> Exercise brief: How many lines of the data include the string "JSON"? State the number and nothing else.

** start of Records shown **

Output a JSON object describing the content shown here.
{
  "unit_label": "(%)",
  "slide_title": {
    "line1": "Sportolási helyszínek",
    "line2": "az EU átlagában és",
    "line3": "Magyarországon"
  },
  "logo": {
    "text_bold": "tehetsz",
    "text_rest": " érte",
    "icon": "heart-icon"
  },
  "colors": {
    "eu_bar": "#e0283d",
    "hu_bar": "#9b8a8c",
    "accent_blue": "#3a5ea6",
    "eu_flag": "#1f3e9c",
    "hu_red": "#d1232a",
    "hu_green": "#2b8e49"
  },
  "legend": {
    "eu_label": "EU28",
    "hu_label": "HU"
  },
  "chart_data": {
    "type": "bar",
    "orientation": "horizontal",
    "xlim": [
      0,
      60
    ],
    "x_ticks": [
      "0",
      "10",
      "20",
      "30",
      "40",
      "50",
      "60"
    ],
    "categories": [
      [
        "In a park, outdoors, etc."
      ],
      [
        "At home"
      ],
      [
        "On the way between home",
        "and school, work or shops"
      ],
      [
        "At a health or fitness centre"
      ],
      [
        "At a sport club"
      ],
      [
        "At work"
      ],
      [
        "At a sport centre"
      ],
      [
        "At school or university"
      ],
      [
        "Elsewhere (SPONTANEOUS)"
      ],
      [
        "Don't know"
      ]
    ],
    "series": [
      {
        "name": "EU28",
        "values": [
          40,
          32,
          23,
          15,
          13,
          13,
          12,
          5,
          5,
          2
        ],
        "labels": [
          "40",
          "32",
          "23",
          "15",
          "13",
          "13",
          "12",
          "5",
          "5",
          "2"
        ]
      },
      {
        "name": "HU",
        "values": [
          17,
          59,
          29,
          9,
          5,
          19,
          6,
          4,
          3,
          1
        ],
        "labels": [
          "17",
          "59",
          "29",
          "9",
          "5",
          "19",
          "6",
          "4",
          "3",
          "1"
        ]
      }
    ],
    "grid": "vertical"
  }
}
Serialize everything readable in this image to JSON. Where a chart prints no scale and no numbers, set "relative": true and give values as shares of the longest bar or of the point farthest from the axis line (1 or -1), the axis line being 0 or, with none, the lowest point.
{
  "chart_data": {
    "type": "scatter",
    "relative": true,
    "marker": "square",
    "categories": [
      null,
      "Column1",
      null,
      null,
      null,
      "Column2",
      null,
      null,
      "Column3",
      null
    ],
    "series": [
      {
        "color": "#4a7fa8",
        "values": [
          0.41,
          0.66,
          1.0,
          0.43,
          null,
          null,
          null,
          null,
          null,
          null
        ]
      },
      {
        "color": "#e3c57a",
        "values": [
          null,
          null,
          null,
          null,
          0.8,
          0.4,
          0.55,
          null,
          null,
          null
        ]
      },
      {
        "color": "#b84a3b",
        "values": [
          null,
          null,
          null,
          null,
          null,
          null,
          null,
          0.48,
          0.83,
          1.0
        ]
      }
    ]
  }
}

** end of Records shown **

> Result below: 2